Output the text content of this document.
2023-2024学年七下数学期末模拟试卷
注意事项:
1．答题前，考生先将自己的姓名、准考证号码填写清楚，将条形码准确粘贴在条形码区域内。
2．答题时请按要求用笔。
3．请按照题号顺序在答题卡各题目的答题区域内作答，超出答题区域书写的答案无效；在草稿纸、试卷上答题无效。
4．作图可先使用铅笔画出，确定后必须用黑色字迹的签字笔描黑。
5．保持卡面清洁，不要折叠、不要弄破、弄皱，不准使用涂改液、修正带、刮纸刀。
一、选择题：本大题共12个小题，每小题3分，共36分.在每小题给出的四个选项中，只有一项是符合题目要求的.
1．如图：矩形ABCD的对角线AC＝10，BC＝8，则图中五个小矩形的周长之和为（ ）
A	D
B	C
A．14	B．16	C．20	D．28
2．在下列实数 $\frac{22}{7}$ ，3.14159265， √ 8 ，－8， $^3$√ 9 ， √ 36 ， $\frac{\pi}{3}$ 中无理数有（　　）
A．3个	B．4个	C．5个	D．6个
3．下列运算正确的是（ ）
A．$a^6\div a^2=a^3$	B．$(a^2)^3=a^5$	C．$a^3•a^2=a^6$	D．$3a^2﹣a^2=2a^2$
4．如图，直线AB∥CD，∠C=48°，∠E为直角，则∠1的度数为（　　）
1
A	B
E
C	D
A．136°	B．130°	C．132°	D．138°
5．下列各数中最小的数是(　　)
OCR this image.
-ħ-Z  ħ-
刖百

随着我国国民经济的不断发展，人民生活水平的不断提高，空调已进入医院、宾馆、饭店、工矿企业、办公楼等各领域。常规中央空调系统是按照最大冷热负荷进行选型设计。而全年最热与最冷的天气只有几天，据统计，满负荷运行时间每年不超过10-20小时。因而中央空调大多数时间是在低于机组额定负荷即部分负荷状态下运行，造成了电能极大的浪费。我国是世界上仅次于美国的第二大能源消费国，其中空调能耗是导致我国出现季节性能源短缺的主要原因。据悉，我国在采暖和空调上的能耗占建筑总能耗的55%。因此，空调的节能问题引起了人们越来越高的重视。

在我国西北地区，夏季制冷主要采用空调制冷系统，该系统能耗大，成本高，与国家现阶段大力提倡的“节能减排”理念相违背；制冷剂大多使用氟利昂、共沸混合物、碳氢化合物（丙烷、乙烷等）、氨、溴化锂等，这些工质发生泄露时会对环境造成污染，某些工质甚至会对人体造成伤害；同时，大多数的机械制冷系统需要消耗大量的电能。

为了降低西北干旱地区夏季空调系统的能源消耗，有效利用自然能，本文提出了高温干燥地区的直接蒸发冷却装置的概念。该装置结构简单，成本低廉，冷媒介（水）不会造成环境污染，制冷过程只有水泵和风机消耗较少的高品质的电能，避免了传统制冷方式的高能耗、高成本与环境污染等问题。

——

= Set problem =
Select every line in the records above that contains the word "this".

= Output below =
Output the text content of this document.
OCR this image.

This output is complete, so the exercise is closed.